DESCRIPTION OF THE TASK:
Search the records below for the word "medi". Pull out each line that has it.

** Start TASK INPUTS **

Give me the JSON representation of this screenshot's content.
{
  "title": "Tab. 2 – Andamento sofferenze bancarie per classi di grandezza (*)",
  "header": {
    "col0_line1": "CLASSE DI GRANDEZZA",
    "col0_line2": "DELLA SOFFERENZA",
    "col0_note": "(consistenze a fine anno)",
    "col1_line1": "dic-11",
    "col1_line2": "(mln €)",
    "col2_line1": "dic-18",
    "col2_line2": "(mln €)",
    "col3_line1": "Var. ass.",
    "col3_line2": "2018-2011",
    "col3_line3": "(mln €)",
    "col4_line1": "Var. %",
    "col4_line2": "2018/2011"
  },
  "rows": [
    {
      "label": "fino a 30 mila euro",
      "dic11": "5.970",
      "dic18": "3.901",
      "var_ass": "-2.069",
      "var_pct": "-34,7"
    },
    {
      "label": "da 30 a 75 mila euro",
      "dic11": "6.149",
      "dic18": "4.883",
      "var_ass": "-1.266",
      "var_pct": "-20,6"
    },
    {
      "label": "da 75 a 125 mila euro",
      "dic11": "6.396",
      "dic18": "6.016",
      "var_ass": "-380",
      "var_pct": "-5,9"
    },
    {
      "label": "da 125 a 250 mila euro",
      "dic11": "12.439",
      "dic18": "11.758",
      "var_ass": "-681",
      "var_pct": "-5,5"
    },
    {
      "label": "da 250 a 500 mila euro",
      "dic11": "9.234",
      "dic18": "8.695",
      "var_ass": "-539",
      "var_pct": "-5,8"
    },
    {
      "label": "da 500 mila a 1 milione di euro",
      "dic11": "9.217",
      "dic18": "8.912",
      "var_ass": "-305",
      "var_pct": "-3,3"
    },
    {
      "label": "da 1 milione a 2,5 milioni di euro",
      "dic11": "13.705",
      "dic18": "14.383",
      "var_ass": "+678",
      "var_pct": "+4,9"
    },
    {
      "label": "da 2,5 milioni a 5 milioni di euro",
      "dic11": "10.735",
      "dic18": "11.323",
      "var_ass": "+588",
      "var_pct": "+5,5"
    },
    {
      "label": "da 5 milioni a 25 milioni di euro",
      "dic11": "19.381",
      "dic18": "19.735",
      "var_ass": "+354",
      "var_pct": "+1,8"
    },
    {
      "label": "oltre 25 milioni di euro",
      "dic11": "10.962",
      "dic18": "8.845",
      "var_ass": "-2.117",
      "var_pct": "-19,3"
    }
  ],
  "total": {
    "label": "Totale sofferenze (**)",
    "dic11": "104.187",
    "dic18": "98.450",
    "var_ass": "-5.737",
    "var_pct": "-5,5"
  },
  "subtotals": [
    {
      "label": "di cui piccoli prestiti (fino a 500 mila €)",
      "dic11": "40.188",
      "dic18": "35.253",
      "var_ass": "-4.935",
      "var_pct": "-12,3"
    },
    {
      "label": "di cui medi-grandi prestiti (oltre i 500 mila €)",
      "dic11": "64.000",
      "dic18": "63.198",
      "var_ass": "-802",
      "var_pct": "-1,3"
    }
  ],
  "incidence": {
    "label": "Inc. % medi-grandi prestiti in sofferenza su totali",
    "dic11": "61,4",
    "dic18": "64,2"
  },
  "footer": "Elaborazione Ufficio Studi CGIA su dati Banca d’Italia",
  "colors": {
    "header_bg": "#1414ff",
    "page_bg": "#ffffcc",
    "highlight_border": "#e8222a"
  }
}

** End TASK INPUTS **

THE COMPLETED TASK:
      "label": "di cui medi-grandi prestiti (oltre i 500 mila €)",
    "label": "Inc. % medi-grandi prestiti in sofferenza su totali",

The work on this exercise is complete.